▶ [STATED EXERCISE]: Which lines include the word "provincial"? Copy each of them.

▶ [DATA LISTING]:
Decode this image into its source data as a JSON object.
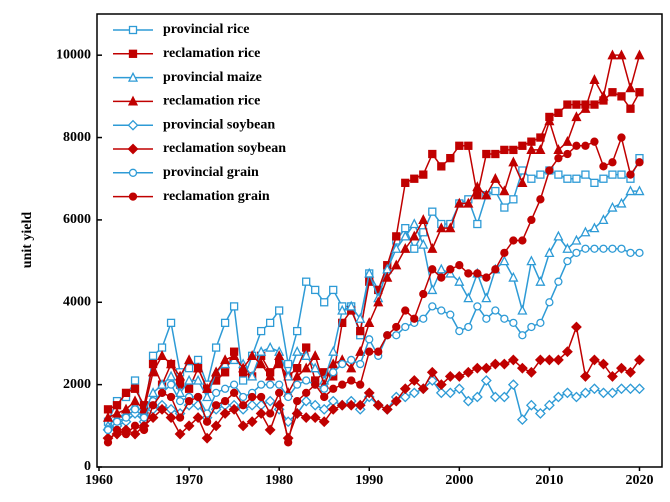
{
  "chart_data": {
    "type": "line",
    "ylabel": "unit yield",
    "x": [
      1961,
      1962,
      1963,
      1964,
      1965,
      1966,
      1967,
      1968,
      1969,
      1970,
      1971,
      1972,
      1973,
      1974,
      1975,
      1976,
      1977,
      1978,
      1979,
      1980,
      1981,
      1982,
      1983,
      1984,
      1985,
      1986,
      1987,
      1988,
      1989,
      1990,
      1991,
      1992,
      1993,
      1994,
      1995,
      1996,
      1997,
      1998,
      1999,
      2000,
      2001,
      2002,
      2003,
      2004,
      2005,
      2006,
      2007,
      2008,
      2009,
      2010,
      2011,
      2012,
      2013,
      2014,
      2015,
      2016,
      2017,
      2018,
      2019,
      2020
    ],
    "xlim": [
      1960,
      2022.5
    ],
    "xticks": [
      1960,
      1970,
      1980,
      1990,
      2000,
      2010,
      2020
    ],
    "ylim": [
      0,
      11000
    ],
    "yticks": [
      0,
      2000,
      4000,
      6000,
      8000,
      10000
    ],
    "legend": "upper left",
    "series": [
      {
        "name": "provincial rice",
        "color": "#2e9bd6",
        "marker": "square",
        "filled": false,
        "values": [
          1100,
          1600,
          1700,
          2100,
          1300,
          2700,
          2900,
          3500,
          2300,
          2400,
          2600,
          2000,
          2900,
          3500,
          3900,
          2100,
          2700,
          3300,
          3500,
          3800,
          2500,
          3300,
          4500,
          4300,
          4000,
          4300,
          3900,
          3900,
          3200,
          4700,
          4300,
          4800,
          5500,
          5800,
          5300,
          5700,
          6200,
          5900,
          5900,
          6400,
          6500,
          5900,
          6600,
          6700,
          6300,
          6500,
          7200,
          7000,
          7100,
          7200,
          7100,
          7000,
          7000,
          7100,
          6900,
          7000,
          7100,
          7100,
          7000,
          7500
        ]
      },
      {
        "name": "reclamation rice",
        "color": "#c00000",
        "marker": "square",
        "filled": true,
        "values": [
          1400,
          1500,
          1800,
          1900,
          1500,
          2500,
          2000,
          2500,
          2000,
          1900,
          2400,
          1900,
          2100,
          2300,
          2800,
          2300,
          2200,
          2700,
          2300,
          2500,
          2200,
          2400,
          2900,
          2100,
          2300,
          2200,
          3500,
          3800,
          3300,
          4500,
          4300,
          4900,
          5600,
          6900,
          7000,
          7100,
          7600,
          7300,
          7500,
          7800,
          7800,
          6600,
          7600,
          7600,
          7700,
          7700,
          7800,
          7900,
          8000,
          8500,
          8600,
          8800,
          8800,
          8800,
          8800,
          8900,
          9100,
          9000,
          8700,
          9100
        ]
      },
      {
        "name": "provincial maize",
        "color": "#2e9bd6",
        "marker": "triangle",
        "filled": false,
        "values": [
          1000,
          1200,
          1300,
          1500,
          1300,
          1800,
          2000,
          2200,
          1800,
          2100,
          2100,
          1700,
          2300,
          2500,
          2600,
          2500,
          2200,
          2800,
          2900,
          2800,
          2200,
          2800,
          2700,
          2400,
          2100,
          2800,
          3800,
          3900,
          3600,
          4700,
          4100,
          4800,
          5300,
          5600,
          5900,
          5400,
          4300,
          4800,
          4700,
          4500,
          4100,
          4700,
          4100,
          4800,
          5000,
          4600,
          3800,
          5000,
          4500,
          5200,
          5600,
          5300,
          5500,
          5700,
          5800,
          6000,
          6300,
          6400,
          6700,
          6700
        ]
      },
      {
        "name": "reclamation rice",
        "color": "#c00000",
        "marker": "triangle",
        "filled": true,
        "values": [
          1200,
          1300,
          1400,
          1600,
          1400,
          2300,
          2700,
          2500,
          2200,
          2600,
          2400,
          1900,
          2300,
          2600,
          2700,
          2400,
          2700,
          2500,
          2200,
          2700,
          1800,
          2200,
          2400,
          2700,
          2000,
          2500,
          2600,
          2400,
          2800,
          3500,
          4000,
          4600,
          4900,
          5300,
          5600,
          6000,
          5300,
          5800,
          5800,
          6400,
          6400,
          6800,
          6600,
          7000,
          6700,
          7400,
          6900,
          7700,
          7700,
          8400,
          7700,
          7900,
          8500,
          8700,
          9400,
          9000,
          10000,
          10000,
          9200,
          10000
        ]
      },
      {
        "name": "provincial soybean",
        "color": "#2e9bd6",
        "marker": "diamond",
        "filled": false,
        "values": [
          900,
          1000,
          1100,
          1300,
          1100,
          1400,
          1500,
          1400,
          1300,
          1500,
          1500,
          1200,
          1400,
          1500,
          1500,
          1400,
          1500,
          1500,
          1600,
          1400,
          1100,
          1300,
          1600,
          1500,
          1400,
          1600,
          1500,
          1600,
          1400,
          1700,
          1500,
          1400,
          1700,
          1700,
          1800,
          1900,
          2100,
          1800,
          1800,
          1900,
          1600,
          1700,
          2100,
          1700,
          1700,
          2000,
          1150,
          1500,
          1300,
          1500,
          1700,
          1800,
          1700,
          1800,
          1900,
          1800,
          1800,
          1900,
          1900,
          1900
        ]
      },
      {
        "name": "reclamation soybean",
        "color": "#c00000",
        "marker": "diamond",
        "filled": true,
        "values": [
          700,
          800,
          900,
          800,
          1000,
          1200,
          1400,
          1200,
          800,
          1000,
          1200,
          700,
          1000,
          1300,
          1400,
          1000,
          1100,
          1300,
          900,
          1500,
          700,
          1300,
          1200,
          1200,
          1100,
          1400,
          1500,
          1500,
          1500,
          1800,
          1500,
          1400,
          1600,
          1900,
          2100,
          1900,
          2300,
          2000,
          2200,
          2200,
          2300,
          2400,
          2400,
          2500,
          2500,
          2600,
          2400,
          2300,
          2600,
          2600,
          2600,
          2800,
          3400,
          2200,
          2600,
          2500,
          2200,
          2400,
          2300,
          2600
        ]
      },
      {
        "name": "provincial grain",
        "color": "#2e9bd6",
        "marker": "circle",
        "filled": false,
        "values": [
          900,
          1100,
          1200,
          1400,
          1200,
          1600,
          1800,
          2000,
          1600,
          1700,
          1700,
          1300,
          1800,
          1900,
          2000,
          1700,
          1800,
          2000,
          2000,
          2000,
          1700,
          2000,
          2100,
          2000,
          1900,
          2300,
          2500,
          2600,
          2500,
          3100,
          2700,
          3200,
          3200,
          3400,
          3500,
          3600,
          3900,
          3800,
          3700,
          3300,
          3400,
          3900,
          3600,
          3800,
          3600,
          3500,
          3200,
          3400,
          3500,
          4000,
          4500,
          5000,
          5200,
          5300,
          5300,
          5300,
          5300,
          5300,
          5200,
          5200
        ]
      },
      {
        "name": "reclamation grain",
        "color": "#c00000",
        "marker": "circle",
        "filled": true,
        "values": [
          600,
          900,
          800,
          1000,
          900,
          1500,
          1800,
          1700,
          1200,
          1600,
          1700,
          1100,
          1500,
          1600,
          1800,
          1500,
          1700,
          1700,
          1300,
          1800,
          600,
          1600,
          1800,
          2000,
          1700,
          1900,
          2000,
          2100,
          2000,
          2800,
          2800,
          3200,
          3400,
          3800,
          3600,
          4200,
          4800,
          4600,
          4800,
          4900,
          4700,
          4700,
          4600,
          4800,
          5200,
          5500,
          5500,
          6000,
          6500,
          7200,
          7500,
          7600,
          7800,
          7800,
          7900,
          7300,
          7400,
          8000,
          7100,
          7400
        ]
      }
    ]
  }
}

▶ [FINAL RESULT]:
        "name": "provincial rice",
        "name": "provincial maize",
        "name": "provincial soybean",
        "name": "provincial grain",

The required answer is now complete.